TEXT SHOWN ::
What is Software Architecture? Define its basic structures.

The software architecture of a system is the set of structures needed to reason about the system, which comprise software elements, relations among them, and properties of both.
There are three categories of architectural structures, which will play an important role in the design, documentation, and analysis of architectures:

Modules: Module structures partition systems into implementation units called  modules. Modules are assigned specific computational responsibilities, and are the basis of work assignments for programming teams. Examples: Layered Architecture
Component-and-connector: Other structures are dynamic, meaning that they focus on the way the elements interact with each other at runtime to carry out the system’s functions. Suppose the system is to be built as a set of services. The services, the infrastructure they interact with, and the synchronization and interaction relations among them form another kind of structure often used to describe a system. Examples: Model-View-Controller, Broker Pattern, Pipe-and-filter, peer-to-peer, publish and subscribe, Service Oriented Architecture, etc.

EXTRACTED INFORMATION ::
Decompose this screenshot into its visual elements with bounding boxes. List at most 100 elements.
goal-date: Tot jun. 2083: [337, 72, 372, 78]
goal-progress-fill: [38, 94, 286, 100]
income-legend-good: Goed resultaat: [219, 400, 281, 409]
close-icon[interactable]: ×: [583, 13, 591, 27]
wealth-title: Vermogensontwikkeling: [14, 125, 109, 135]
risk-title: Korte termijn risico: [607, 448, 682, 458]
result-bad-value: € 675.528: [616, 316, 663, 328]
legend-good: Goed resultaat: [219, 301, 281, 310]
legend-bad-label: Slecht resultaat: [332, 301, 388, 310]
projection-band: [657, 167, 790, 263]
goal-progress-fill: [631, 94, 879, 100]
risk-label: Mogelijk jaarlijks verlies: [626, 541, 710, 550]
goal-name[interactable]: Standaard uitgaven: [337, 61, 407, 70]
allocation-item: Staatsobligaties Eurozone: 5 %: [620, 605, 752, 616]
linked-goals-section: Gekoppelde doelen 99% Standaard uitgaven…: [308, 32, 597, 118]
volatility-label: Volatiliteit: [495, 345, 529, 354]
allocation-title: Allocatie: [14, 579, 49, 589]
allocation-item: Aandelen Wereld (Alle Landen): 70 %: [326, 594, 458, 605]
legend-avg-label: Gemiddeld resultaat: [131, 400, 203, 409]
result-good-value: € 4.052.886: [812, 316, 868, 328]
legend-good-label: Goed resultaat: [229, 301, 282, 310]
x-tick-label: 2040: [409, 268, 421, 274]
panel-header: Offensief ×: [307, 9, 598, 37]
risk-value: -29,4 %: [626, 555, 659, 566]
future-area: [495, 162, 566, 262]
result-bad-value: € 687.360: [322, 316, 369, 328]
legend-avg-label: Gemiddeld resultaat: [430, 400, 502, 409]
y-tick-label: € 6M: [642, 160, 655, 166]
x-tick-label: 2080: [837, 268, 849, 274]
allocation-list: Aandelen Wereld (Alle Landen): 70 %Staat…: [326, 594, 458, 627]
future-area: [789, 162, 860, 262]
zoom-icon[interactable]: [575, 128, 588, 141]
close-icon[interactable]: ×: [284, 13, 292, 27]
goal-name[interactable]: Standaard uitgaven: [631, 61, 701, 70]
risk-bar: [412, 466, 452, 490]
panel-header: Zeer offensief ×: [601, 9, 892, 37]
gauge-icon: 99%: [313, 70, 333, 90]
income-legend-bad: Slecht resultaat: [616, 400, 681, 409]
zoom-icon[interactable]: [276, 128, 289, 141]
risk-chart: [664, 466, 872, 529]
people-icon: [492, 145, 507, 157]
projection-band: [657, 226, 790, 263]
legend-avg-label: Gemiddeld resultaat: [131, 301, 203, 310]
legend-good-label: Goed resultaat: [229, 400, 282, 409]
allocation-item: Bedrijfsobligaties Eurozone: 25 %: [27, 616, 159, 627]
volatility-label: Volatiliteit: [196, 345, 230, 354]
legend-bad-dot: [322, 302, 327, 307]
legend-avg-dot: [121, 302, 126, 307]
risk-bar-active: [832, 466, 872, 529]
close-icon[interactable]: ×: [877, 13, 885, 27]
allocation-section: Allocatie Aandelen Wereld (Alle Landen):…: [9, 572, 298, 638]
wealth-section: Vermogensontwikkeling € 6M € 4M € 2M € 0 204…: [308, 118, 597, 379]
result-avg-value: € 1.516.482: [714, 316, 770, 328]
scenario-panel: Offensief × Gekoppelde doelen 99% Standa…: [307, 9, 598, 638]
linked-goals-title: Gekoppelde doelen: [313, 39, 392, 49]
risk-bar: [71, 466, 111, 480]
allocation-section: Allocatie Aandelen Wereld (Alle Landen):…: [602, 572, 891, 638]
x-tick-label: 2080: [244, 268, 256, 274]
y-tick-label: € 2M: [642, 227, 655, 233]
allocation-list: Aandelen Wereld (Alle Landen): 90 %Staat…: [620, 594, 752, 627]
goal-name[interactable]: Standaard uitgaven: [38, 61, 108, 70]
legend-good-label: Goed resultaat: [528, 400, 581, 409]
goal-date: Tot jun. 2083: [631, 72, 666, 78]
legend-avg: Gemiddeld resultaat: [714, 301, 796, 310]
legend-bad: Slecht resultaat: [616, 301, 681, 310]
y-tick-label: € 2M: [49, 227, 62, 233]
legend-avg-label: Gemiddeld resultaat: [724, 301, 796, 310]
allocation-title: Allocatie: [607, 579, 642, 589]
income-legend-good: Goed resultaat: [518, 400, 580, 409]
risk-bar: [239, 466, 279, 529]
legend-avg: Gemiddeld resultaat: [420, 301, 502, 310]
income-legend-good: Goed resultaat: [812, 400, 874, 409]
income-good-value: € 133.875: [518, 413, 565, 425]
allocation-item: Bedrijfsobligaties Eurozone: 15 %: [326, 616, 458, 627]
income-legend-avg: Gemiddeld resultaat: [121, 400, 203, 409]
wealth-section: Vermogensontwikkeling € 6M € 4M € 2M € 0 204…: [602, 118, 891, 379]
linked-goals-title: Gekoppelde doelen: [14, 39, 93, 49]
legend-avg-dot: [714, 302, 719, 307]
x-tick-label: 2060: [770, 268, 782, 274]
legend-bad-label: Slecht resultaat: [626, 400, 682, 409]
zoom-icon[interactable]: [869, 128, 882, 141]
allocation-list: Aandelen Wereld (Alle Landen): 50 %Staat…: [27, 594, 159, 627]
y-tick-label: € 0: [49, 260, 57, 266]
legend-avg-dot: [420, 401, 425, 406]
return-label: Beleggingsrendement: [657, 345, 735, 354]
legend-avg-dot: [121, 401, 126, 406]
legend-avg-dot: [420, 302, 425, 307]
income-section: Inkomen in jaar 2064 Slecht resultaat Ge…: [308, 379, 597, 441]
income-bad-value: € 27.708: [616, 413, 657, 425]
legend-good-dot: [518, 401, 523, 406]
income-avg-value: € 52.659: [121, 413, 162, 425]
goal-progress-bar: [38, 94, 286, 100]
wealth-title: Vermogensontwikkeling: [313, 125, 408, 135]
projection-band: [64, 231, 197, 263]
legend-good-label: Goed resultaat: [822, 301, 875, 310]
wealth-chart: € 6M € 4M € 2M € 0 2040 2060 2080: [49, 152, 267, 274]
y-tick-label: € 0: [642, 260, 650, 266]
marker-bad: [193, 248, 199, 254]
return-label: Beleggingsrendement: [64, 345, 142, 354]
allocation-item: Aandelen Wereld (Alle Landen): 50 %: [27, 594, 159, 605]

WORK REQUEST 1 ::
In the text on software architecture, what are modules the basis of?
WORK REQUEST 2 ::
Carry the text on software architecture further, starting after its last sentence.
The lines are not used in any way here.

RESPONSE BOX 1 ::
Modules are the basis of work assignments for programming teams.

RESPONSE BOX 2 ::
Allocation Structure: A third kind of structure describes the mapping from software structures to the system’s organizational, developmental, installation, and execution environments. Components are deployed onto hardware in order to execute. These mappings are called allocation structures.
Examples: Map Reduce or Multi-tier architecture.

Bass, Len; Clements, Paul; Kazman, Rick (2012-09-25). Software Architecture in Practice (3rd Edition) (SEI Series in Software Engineering) (p. 4). Pearson Education. Kindle Edition.